What you have to do: Copy all records verbatim.
═════ Records for this exercise
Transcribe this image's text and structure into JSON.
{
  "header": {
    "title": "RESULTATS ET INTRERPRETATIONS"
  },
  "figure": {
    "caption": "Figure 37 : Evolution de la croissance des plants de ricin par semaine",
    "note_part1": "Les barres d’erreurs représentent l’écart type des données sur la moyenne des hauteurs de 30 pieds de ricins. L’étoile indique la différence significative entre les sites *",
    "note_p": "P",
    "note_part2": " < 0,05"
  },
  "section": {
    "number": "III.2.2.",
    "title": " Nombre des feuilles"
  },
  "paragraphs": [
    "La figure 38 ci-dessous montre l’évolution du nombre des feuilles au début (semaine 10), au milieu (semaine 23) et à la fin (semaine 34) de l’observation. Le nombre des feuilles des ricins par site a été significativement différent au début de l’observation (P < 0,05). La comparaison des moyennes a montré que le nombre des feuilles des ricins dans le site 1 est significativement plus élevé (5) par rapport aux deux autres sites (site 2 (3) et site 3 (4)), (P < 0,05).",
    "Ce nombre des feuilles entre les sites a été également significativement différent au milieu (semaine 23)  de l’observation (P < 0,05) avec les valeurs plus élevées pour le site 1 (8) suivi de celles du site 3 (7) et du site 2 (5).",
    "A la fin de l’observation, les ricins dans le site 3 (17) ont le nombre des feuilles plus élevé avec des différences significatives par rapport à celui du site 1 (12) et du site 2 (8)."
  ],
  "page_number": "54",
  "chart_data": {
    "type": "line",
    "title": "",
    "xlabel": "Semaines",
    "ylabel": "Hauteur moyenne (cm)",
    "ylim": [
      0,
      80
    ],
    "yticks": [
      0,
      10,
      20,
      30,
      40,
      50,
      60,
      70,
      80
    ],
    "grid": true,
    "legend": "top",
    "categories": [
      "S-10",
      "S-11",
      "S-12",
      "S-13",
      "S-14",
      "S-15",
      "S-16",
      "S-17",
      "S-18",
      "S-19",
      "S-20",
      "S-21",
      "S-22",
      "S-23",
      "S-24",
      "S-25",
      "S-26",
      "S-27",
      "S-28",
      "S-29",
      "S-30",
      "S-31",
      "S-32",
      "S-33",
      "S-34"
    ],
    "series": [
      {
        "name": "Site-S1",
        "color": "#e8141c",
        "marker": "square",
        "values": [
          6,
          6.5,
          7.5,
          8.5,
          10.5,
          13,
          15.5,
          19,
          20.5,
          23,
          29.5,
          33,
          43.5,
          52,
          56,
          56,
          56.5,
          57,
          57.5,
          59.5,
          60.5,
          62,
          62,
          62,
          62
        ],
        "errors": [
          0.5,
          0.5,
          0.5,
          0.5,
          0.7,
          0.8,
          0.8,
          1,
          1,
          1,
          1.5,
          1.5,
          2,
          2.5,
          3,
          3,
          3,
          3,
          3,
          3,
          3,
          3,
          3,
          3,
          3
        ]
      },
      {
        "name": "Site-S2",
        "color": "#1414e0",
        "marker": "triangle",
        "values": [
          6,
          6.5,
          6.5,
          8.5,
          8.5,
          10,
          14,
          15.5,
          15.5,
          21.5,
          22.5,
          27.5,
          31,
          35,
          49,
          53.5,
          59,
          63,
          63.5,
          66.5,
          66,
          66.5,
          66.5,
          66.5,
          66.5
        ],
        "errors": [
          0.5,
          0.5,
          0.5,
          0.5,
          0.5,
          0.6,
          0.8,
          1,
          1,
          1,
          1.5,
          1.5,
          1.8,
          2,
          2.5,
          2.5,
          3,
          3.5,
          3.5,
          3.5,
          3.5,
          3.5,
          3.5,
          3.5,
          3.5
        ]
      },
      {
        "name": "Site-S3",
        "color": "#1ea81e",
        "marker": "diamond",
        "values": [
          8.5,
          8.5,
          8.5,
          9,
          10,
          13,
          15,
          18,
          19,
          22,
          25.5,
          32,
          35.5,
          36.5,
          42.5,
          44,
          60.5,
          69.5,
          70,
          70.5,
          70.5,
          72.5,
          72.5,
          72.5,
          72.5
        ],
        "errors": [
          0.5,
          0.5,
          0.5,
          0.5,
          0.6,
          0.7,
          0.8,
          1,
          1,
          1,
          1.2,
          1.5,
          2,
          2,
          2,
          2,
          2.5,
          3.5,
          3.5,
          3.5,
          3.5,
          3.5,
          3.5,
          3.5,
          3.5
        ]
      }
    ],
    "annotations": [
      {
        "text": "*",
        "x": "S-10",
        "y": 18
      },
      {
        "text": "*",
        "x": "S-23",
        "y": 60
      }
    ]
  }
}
══════════
Written solution:
Transcribe this image's text and structure into JSON.
{
  "header": {
    "title": "RESULTATS ET INTRERPRETATIONS"
  },
  "figure": {
    "caption": "Figure 37 : Evolution de la croissance des plants de ricin par semaine",
    "note_part1": "Les barres d’erreurs représentent l’écart type des données sur la moyenne des hauteurs de 30 pieds de ricins. L’étoile indique la différence significative entre les sites *",
    "note_p": "P",
    "note_part2": " < 0,05"
  },
  "section": {
    "number": "III.2.2.",
    "title": " Nombre des feuilles"
  },
  "paragraphs": [
    "La figure 38 ci-dessous montre l’évolution du nombre des feuilles au début (semaine 10), au milieu (semaine 23) et à la fin (semaine 34) de l’observation. Le nombre des feuilles des ricins par site a été significativement différent au début de l’observation (P < 0,05). La comparaison des moyennes a montré que le nombre des feuilles des ricins dans le site 1 est significativement plus élevé (5) par rapport aux deux autres sites (site 2 (3) et site 3 (4)), (P < 0,05).",
    "Ce nombre des feuilles entre les sites a été également significativement différent au milieu (semaine 23)  de l’observation (P < 0,05) avec les valeurs plus élevées pour le site 1 (8) suivi de celles du site 3 (7) et du site 2 (5).",
    "A la fin de l’observation, les ricins dans le site 3 (17) ont le nombre des feuilles plus élevé avec des différences significatives par rapport à celui du site 1 (12) et du site 2 (8)."
  ],
  "page_number": "54",
  "chart_data": {
    "type": "line",
    "title": "",
    "xlabel": "Semaines",
    "ylabel": "Hauteur moyenne (cm)",
    "ylim": [
      0,
      80
    ],
    "yticks": [
      0,
      10,
      20,
      30,
      40,
      50,
      60,
      70,
      80
    ],
    "grid": true,
    "legend": "top",
    "categories": [
      "S-10",
      "S-11",
      "S-12",
      "S-13",
      "S-14",
      "S-15",
      "S-16",
      "S-17",
      "S-18",
      "S-19",
      "S-20",
      "S-21",
      "S-22",
      "S-23",
      "S-24",
      "S-25",
      "S-26",
      "S-27",
      "S-28",
      "S-29",
      "S-30",
      "S-31",
      "S-32",
      "S-33",
      "S-34"
    ],
    "series": [
      {
        "name": "Site-S1",
        "color": "#e8141c",
        "marker": "square",
        "values": [
          6,
          6.5,
          7.5,
          8.5,
          10.5,
          13,
          15.5,
          19,
          20.5,
          23,
          29.5,
          33,
          43.5,
          52,
          56,
          56,
          56.5,
          57,
          57.5,
          59.5,
          60.5,
          62,
          62,
          62,
          62
        ],
        "errors": [
          0.5,
          0.5,
          0.5,
          0.5,
          0.7,
          0.8,
          0.8,
          1,
          1,
          1,
          1.5,
          1.5,
          2,
          2.5,
          3,
          3,
          3,
          3,
          3,
          3,
          3,
          3,
          3,
          3,
          3
        ]
      },
      {
        "name": "Site-S2",
        "color": "#1414e0",
        "marker": "triangle",
        "values": [
          6,
          6.5,
          6.5,
          8.5,
          8.5,
          10,
          14,
          15.5,
          15.5,
          21.5,
          22.5,
          27.5,
          31,
          35,
          49,
          53.5,
          59,
          63,
          63.5,
          66.5,
          66,
          66.5,
          66.5,
          66.5,
          66.5
        ],
        "errors": [
          0.5,
          0.5,
          0.5,
          0.5,
          0.5,
          0.6,
          0.8,
          1,
          1,
          1,
          1.5,
          1.5,
          1.8,
          2,
          2.5,
          2.5,
          3,
          3.5,
          3.5,
          3.5,
          3.5,
          3.5,
          3.5,
          3.5,
          3.5
        ]
      },
      {
        "name": "Site-S3",
        "color": "#1ea81e",
        "marker": "diamond",
        "values": [
          8.5,
          8.5,
          8.5,
          9,
          10,
          13,
          15,
          18,
          19,
          22,
          25.5,
          32,
          35.5,
          36.5,
          42.5,
          44,
          60.5,
          69.5,
          70,
          70.5,
          70.5,
          72.5,
          72.5,
          72.5,
          72.5
        ],
        "errors": [
          0.5,
          0.5,
          0.5,
          0.5,
          0.6,
          0.7,
          0.8,
          1,
          1,
          1,
          1.2,
          1.5,
          2,
          2,
          2,
          2,
          2.5,
          3.5,
          3.5,
          3.5,
          3.5,
          3.5,
          3.5,
          3.5,
          3.5
        ]
      }
    ],
    "annotations": [
      {
        "text": "*",
        "x": "S-10",
        "y": 18
      },
      {
        "text": "*",
        "x": "S-23",
        "y": 60
      }
    ]
  }
}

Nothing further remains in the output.